**YOUR INSTRUCTIONS**
Search the records for the word "субвенции" and pick out every line that has it.

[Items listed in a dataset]
◇ ◇ ◇
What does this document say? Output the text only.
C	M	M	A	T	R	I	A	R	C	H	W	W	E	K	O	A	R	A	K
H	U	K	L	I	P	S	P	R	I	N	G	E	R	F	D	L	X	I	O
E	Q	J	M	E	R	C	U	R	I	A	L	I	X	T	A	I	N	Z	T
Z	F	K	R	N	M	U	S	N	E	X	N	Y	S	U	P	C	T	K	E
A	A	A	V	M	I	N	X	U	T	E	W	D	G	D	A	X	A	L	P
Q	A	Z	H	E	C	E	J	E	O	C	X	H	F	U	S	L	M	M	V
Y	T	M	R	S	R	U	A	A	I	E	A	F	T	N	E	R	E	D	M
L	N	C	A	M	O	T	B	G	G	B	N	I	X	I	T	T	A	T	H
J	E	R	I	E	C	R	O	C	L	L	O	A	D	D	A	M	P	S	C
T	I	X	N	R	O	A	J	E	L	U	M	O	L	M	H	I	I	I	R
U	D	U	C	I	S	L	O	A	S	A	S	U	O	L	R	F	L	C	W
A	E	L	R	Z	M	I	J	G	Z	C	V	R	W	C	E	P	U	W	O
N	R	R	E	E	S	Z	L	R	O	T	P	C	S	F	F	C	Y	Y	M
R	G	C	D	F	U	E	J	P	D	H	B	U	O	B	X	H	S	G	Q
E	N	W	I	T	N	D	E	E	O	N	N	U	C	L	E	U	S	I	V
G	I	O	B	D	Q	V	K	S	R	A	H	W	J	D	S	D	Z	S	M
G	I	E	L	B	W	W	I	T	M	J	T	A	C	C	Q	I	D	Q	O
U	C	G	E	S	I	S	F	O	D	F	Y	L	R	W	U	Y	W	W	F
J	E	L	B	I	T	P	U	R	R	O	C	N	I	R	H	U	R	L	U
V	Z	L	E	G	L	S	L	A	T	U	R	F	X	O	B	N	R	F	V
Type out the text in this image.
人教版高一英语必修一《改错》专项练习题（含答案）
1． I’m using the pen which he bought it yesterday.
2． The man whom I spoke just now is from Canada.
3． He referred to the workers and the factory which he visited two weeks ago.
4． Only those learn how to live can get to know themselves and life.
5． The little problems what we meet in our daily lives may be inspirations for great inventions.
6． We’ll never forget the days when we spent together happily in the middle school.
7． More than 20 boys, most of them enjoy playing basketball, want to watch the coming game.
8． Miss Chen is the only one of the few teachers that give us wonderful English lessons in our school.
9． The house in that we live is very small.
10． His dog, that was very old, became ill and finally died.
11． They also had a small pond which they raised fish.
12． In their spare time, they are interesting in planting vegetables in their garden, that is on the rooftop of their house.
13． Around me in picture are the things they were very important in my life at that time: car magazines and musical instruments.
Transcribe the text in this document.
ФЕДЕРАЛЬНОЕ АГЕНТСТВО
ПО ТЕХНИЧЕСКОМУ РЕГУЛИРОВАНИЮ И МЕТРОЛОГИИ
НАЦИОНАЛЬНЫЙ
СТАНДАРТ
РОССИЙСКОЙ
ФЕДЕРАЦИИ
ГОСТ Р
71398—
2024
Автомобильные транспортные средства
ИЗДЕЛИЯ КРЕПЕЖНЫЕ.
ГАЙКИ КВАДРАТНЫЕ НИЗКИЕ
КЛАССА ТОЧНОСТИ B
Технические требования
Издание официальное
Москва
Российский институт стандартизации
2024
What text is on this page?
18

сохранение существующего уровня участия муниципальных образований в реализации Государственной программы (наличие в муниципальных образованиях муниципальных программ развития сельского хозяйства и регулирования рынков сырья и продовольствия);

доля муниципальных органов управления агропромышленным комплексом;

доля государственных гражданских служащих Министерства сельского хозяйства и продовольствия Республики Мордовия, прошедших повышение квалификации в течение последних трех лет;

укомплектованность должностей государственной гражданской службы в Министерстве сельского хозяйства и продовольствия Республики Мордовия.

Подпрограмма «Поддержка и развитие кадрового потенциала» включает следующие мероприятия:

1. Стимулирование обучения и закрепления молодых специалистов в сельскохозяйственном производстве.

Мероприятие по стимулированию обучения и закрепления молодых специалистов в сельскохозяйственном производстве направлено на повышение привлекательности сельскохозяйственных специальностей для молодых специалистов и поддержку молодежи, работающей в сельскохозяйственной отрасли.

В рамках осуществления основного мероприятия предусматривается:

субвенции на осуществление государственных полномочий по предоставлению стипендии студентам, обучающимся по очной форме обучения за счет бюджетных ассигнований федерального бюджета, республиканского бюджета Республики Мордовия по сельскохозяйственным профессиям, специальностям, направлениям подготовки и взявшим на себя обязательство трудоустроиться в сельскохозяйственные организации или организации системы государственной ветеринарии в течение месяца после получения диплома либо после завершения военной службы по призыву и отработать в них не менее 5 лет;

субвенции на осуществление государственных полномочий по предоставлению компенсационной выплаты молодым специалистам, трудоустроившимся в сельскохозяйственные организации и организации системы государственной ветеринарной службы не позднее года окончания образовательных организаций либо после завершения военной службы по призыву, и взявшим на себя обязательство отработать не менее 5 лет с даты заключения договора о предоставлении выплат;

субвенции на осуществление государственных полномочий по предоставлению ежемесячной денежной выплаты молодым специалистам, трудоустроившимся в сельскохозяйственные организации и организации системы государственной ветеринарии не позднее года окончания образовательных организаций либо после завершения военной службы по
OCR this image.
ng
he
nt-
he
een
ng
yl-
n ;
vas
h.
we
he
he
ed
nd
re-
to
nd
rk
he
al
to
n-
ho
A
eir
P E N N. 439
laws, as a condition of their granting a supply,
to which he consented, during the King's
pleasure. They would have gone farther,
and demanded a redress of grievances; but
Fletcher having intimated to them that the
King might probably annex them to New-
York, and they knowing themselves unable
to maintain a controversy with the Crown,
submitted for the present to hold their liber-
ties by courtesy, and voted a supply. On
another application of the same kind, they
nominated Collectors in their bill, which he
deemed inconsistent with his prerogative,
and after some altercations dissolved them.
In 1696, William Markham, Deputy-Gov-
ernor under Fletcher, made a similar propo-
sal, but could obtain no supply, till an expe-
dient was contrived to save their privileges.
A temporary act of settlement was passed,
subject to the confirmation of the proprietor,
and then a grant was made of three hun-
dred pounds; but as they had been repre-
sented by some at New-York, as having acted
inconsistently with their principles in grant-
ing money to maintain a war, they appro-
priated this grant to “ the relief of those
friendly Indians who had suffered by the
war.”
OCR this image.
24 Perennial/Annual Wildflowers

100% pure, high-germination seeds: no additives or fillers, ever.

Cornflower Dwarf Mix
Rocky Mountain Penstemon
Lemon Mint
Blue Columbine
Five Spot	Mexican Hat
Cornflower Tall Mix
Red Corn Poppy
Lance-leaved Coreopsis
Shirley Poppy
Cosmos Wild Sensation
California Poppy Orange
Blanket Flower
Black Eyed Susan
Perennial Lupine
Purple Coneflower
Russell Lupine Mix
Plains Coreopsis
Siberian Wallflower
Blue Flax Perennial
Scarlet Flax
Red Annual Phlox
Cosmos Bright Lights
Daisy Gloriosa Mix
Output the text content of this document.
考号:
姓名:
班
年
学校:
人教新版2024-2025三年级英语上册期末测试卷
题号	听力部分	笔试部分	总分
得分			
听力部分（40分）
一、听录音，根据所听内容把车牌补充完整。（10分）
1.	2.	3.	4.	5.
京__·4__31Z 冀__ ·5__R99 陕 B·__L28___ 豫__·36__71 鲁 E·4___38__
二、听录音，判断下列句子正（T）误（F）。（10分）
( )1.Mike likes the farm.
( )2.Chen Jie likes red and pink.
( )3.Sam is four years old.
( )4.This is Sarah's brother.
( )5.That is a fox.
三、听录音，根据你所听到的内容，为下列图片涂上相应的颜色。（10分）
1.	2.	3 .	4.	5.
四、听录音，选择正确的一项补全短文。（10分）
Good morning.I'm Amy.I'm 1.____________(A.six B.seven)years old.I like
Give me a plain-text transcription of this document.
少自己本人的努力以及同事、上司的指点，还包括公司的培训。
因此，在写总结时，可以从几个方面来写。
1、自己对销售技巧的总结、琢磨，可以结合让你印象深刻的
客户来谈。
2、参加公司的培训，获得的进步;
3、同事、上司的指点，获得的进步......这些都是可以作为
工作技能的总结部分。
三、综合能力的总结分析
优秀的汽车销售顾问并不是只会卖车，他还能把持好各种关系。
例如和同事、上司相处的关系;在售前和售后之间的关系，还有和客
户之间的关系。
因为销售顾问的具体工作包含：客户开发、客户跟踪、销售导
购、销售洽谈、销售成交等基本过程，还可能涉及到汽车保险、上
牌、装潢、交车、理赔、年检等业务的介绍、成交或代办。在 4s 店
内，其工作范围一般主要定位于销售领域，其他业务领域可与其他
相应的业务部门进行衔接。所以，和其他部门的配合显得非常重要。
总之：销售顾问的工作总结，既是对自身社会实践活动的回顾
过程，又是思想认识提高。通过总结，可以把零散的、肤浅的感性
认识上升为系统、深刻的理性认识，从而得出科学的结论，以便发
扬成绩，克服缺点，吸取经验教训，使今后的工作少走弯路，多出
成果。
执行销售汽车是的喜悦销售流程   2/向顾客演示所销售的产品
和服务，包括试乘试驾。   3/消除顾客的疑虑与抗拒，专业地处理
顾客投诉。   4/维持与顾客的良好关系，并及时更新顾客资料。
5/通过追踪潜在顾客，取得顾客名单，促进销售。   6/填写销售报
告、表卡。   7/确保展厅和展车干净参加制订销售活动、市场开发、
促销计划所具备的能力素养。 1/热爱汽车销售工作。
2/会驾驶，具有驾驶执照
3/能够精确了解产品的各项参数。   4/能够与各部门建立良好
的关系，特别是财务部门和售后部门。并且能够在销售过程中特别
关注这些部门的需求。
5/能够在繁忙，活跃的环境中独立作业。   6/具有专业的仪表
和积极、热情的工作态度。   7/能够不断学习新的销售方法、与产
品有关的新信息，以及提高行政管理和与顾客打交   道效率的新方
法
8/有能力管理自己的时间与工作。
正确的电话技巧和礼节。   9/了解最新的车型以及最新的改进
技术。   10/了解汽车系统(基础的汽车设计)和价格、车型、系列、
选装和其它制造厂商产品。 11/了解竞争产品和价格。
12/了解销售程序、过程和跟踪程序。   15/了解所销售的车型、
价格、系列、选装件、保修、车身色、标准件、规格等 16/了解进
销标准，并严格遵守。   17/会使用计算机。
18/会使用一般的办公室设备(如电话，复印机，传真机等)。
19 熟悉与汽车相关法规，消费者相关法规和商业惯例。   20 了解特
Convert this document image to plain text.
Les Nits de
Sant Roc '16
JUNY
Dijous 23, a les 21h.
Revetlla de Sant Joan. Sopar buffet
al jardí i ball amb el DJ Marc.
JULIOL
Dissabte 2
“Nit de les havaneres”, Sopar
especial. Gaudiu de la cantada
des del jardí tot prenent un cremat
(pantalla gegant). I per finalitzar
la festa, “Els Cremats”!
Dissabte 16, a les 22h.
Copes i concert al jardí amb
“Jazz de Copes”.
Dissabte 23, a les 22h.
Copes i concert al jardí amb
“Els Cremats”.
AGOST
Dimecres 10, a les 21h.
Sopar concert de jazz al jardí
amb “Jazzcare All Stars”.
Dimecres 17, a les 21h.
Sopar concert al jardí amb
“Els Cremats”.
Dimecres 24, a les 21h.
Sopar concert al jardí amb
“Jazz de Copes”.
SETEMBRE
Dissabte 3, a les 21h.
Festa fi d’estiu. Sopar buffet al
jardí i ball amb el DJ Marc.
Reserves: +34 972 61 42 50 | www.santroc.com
◇ ◇ ◇
**COMPLETE ANSWER**
субвенции на осуществление государственных полномочий по предоставлению стипендии студентам, обучающимся по очной форме обучения за счет бюджетных ассигнований федерального бюджета, республиканского бюджета Республики Мордовия по сельскохозяйственным профессиям, специальностям, направлениям подготовки и взявшим на себя обязательство трудоустроиться в сельскохозяйственные организации или организации системы государственной ветеринарии в течение месяца после получения диплома либо после завершения военной службы по призыву и отработать в них не менее 5 лет;
субвенции на осуществление государственных полномочий по предоставлению компенсационной выплаты молодым специалистам, трудоустроившимся в сельскохозяйственные организации и организации системы государственной ветеринарной службы не позднее года окончания образовательных организаций либо после завершения военной службы по призыву, и взявшим на себя обязательство отработать не менее 5 лет с даты заключения договора о предоставлении выплат;
субвенции на осуществление государственных полномочий по предоставлению ежемесячной денежной выплаты молодым специалистам, трудоустроившимся в сельскохозяйственные организации и организации системы государственной ветеринарии не позднее года окончания образовательных организаций либо после завершения военной службы по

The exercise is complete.